## [Problem requirements]
Find the lines that hold "title". Report only how many there are.

## [Extracted information]
=====

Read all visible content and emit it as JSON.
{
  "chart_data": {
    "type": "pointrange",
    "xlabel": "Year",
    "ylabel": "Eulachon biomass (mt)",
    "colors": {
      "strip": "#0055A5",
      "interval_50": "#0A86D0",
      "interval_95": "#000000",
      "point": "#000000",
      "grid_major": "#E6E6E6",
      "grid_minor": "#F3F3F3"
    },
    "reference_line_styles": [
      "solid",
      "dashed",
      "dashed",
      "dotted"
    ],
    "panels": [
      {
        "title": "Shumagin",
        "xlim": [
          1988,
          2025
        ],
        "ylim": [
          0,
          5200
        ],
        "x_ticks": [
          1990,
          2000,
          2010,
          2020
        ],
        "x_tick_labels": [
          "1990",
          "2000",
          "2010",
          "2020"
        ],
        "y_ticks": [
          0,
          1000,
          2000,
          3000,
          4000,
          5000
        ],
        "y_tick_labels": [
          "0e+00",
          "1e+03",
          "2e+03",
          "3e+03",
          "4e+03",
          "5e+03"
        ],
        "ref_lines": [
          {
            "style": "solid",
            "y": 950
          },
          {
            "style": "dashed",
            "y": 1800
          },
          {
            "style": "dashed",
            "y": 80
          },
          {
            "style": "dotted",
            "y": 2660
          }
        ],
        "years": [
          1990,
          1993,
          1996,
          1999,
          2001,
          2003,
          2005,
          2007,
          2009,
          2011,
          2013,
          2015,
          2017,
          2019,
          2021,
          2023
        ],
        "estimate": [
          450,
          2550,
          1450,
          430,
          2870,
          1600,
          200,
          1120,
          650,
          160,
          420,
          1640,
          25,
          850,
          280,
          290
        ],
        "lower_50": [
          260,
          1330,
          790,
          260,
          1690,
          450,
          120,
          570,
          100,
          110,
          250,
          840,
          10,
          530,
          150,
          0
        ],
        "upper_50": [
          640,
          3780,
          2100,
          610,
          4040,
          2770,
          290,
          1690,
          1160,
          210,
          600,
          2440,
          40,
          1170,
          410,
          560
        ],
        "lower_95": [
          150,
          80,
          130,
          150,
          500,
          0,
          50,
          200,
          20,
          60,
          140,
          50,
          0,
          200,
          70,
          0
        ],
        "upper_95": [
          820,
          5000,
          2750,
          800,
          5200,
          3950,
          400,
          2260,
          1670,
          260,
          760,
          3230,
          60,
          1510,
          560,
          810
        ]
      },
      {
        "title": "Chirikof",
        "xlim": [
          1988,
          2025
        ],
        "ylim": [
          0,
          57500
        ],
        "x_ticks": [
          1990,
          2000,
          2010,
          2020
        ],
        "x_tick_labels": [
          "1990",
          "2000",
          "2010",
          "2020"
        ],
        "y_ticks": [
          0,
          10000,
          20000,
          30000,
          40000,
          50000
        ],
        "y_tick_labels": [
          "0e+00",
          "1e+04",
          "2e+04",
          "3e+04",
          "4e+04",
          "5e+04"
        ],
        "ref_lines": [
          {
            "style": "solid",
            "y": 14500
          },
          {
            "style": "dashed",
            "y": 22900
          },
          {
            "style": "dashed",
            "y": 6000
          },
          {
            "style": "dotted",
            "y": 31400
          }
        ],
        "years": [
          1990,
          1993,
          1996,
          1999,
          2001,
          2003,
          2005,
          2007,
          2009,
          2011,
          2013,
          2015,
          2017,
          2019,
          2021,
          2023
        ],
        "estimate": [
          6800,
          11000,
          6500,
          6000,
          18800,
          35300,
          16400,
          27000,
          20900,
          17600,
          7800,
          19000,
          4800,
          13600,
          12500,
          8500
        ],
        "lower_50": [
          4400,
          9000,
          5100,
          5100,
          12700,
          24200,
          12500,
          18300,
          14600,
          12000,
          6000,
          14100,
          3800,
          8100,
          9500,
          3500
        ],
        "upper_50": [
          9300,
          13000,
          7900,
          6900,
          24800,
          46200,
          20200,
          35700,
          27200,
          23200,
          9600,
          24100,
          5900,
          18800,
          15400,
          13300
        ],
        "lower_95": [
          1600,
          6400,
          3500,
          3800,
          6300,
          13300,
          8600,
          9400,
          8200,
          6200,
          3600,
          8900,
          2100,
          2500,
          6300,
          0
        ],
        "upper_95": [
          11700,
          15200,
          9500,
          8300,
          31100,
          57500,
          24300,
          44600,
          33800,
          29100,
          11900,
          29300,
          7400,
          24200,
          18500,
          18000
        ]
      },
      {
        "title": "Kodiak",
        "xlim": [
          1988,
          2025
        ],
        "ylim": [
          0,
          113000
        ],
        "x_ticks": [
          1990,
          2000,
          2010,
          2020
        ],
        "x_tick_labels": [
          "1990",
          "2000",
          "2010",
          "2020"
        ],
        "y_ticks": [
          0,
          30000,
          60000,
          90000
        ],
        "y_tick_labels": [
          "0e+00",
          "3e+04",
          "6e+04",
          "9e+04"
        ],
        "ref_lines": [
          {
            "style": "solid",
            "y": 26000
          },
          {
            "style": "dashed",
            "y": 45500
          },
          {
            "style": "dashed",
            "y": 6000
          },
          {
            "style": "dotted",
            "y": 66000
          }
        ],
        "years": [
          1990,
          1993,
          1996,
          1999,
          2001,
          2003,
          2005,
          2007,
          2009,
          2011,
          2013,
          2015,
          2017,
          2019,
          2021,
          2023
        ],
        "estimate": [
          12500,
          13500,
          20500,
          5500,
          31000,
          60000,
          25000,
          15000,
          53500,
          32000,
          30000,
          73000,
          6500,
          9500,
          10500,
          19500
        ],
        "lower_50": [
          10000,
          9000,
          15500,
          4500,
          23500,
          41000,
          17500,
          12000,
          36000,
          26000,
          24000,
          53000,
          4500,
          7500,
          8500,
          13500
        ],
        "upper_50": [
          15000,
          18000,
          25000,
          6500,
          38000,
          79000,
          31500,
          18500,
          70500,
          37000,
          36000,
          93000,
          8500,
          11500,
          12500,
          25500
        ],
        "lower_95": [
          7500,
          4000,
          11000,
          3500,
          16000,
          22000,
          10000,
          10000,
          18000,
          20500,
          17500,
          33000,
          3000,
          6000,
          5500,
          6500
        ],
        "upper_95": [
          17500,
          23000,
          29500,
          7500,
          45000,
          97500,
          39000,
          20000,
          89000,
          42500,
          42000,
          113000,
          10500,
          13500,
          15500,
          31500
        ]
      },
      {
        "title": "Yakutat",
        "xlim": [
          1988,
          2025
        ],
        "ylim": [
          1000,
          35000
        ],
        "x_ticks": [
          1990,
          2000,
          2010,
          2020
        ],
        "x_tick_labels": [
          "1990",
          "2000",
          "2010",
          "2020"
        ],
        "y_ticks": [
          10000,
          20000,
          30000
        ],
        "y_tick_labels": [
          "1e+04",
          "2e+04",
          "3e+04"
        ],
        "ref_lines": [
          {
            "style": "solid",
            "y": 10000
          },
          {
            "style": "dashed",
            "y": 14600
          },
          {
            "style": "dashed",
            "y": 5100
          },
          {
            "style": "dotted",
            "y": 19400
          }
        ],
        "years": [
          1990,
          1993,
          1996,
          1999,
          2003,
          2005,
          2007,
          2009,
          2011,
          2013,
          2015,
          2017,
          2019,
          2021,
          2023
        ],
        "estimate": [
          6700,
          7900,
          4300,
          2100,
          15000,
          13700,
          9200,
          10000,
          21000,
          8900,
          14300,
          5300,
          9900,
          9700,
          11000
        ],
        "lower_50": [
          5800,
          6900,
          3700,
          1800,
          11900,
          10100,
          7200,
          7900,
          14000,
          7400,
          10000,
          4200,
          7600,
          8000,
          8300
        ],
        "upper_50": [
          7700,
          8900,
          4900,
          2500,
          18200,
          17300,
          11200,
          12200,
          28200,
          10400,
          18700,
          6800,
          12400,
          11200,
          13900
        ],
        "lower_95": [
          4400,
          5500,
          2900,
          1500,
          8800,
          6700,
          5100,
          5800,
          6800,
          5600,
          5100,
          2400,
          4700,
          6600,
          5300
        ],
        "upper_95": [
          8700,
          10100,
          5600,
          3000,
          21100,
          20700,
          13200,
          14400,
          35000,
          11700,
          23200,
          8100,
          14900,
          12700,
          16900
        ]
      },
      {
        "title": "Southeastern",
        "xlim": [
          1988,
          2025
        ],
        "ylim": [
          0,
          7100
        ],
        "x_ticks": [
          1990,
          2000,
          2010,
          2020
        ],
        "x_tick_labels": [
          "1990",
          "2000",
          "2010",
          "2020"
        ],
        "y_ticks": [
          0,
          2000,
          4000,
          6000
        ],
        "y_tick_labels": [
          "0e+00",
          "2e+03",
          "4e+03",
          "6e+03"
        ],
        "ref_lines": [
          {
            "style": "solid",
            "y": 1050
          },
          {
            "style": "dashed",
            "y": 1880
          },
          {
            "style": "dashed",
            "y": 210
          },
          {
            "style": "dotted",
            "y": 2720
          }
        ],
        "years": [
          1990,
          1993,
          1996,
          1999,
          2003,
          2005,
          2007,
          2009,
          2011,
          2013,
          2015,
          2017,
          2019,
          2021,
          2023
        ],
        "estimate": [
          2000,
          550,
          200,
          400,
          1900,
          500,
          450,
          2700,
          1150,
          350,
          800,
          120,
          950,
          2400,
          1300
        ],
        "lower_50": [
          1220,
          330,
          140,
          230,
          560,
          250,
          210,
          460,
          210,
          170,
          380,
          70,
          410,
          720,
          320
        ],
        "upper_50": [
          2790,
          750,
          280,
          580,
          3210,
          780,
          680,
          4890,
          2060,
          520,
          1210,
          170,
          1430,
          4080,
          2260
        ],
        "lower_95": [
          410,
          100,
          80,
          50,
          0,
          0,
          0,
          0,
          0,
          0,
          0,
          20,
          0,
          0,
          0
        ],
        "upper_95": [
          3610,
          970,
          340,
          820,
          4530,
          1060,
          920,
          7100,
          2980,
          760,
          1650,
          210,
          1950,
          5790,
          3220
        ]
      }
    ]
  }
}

=====

## [Result of this task]
5